**Given request**. Copy every line in which the string "pcap" occurs.

**Record excerpts**.
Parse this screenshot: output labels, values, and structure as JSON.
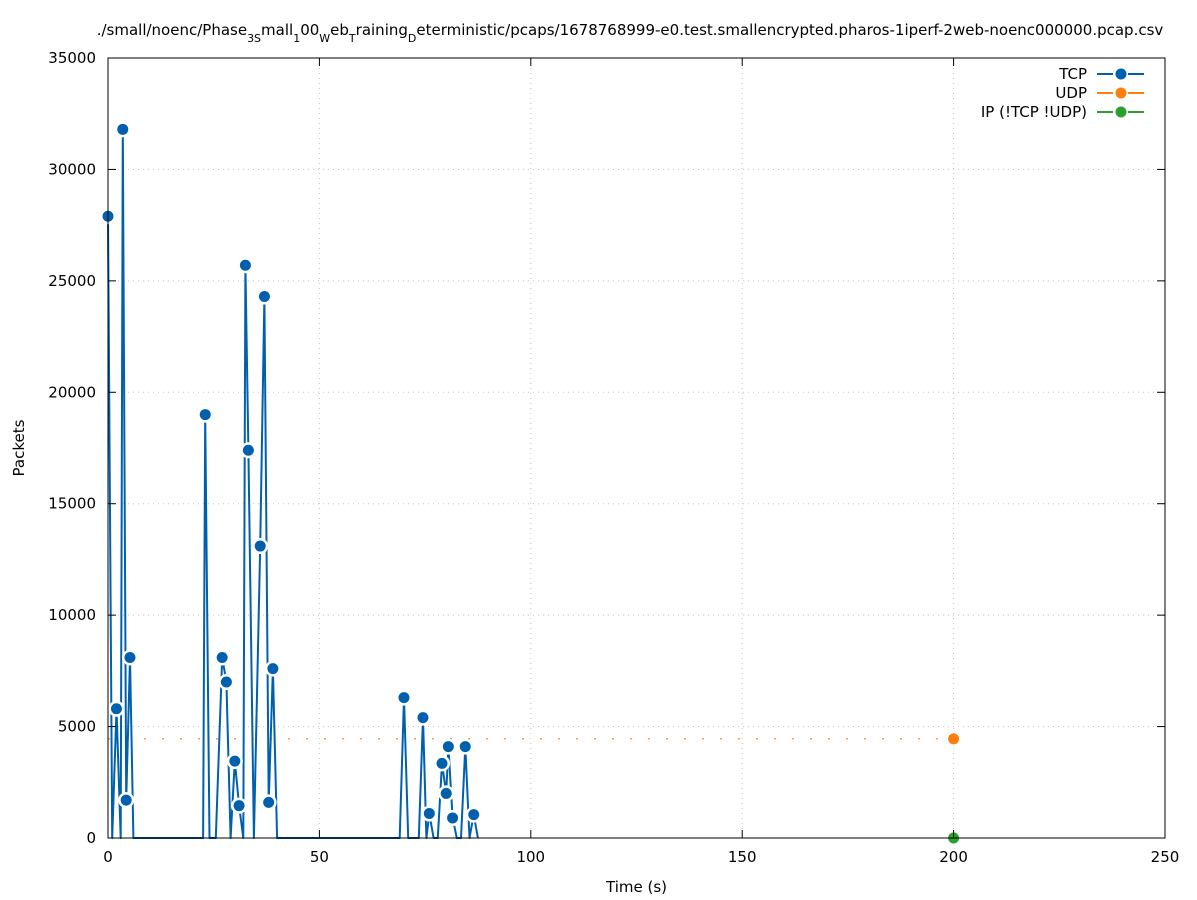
{
  "chart_data": {
    "type": "line",
    "title": "./small/noenc/Phase_3Small_100_Web_Training_Deterministic/pcaps/1678768999-e0.test.smallencrypted.pharos-1iperf-2web-noenc000000.pcap.csv",
    "title_parts": [
      {
        "t": "./small/noenc/Phase",
        "s": "n"
      },
      {
        "t": "3S",
        "s": "sub"
      },
      {
        "t": "mall",
        "s": "n"
      },
      {
        "t": "1",
        "s": "sub"
      },
      {
        "t": "00",
        "s": "n"
      },
      {
        "t": "W",
        "s": "sub"
      },
      {
        "t": "eb",
        "s": "n"
      },
      {
        "t": "T",
        "s": "sub"
      },
      {
        "t": "raining",
        "s": "n"
      },
      {
        "t": "D",
        "s": "sub"
      },
      {
        "t": "eterministic/pcaps/1678768999-e0.test.smallencrypted.pharos-1iperf-2web-noenc000000.pcap.csv",
        "s": "n"
      }
    ],
    "xlabel": "Time (s)",
    "ylabel": "Packets",
    "xlim": [
      0,
      250
    ],
    "ylim": [
      0,
      35000
    ],
    "xticks": [
      0,
      50,
      100,
      150,
      200,
      250
    ],
    "yticks": [
      0,
      5000,
      10000,
      15000,
      20000,
      25000,
      30000,
      35000
    ],
    "grid": true,
    "legend_position": "top-right",
    "series": [
      {
        "name": "TCP",
        "color": "#0060ad",
        "points": [
          [
            0,
            27900
          ],
          [
            1,
            0
          ],
          [
            2,
            5800
          ],
          [
            3,
            0
          ],
          [
            3.5,
            31800
          ],
          [
            4.3,
            1700
          ],
          [
            5.2,
            8100
          ],
          [
            6,
            0
          ],
          [
            22.5,
            0
          ],
          [
            23,
            19000
          ],
          [
            24,
            0
          ],
          [
            25.5,
            0
          ],
          [
            27,
            8100
          ],
          [
            28,
            7000
          ],
          [
            29,
            0
          ],
          [
            30,
            3450
          ],
          [
            31,
            1450
          ],
          [
            32,
            0
          ],
          [
            32.5,
            25700
          ],
          [
            33.2,
            17400
          ],
          [
            34.5,
            0
          ],
          [
            36,
            13100
          ],
          [
            37,
            24300
          ],
          [
            38,
            1600
          ],
          [
            39,
            7600
          ],
          [
            40,
            0
          ],
          [
            69,
            0
          ],
          [
            70,
            6300
          ],
          [
            71,
            0
          ],
          [
            73.5,
            0
          ],
          [
            74.5,
            5400
          ],
          [
            75.3,
            0
          ],
          [
            76,
            1100
          ],
          [
            77,
            0
          ],
          [
            78,
            0
          ],
          [
            79,
            3350
          ],
          [
            80,
            2000
          ],
          [
            80.5,
            4100
          ],
          [
            81.5,
            900
          ],
          [
            82.5,
            0
          ],
          [
            83.5,
            0
          ],
          [
            84.5,
            4100
          ],
          [
            85.5,
            0
          ],
          [
            86.5,
            1050
          ],
          [
            87.5,
            0
          ]
        ]
      },
      {
        "name": "UDP",
        "color": "#ff7f0e",
        "points": [
          [
            0,
            4450
          ],
          [
            200,
            4450
          ]
        ]
      },
      {
        "name": "IP (!TCP  !UDP)",
        "color": "#2ca02c",
        "points": [
          [
            200,
            0
          ]
        ]
      }
    ]
  }
}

**Exercise answer**.
    "title": "./small/noenc/Phase_3Small_100_Web_Training_Deterministic/pcaps/1678768999-e0.test.smallencrypted.pharos-1iperf-2web-noenc000000.pcap.csv",
        "t": "eterministic/pcaps/1678768999-e0.test.smallencrypted.pharos-1iperf-2web-noenc000000.pcap.csv",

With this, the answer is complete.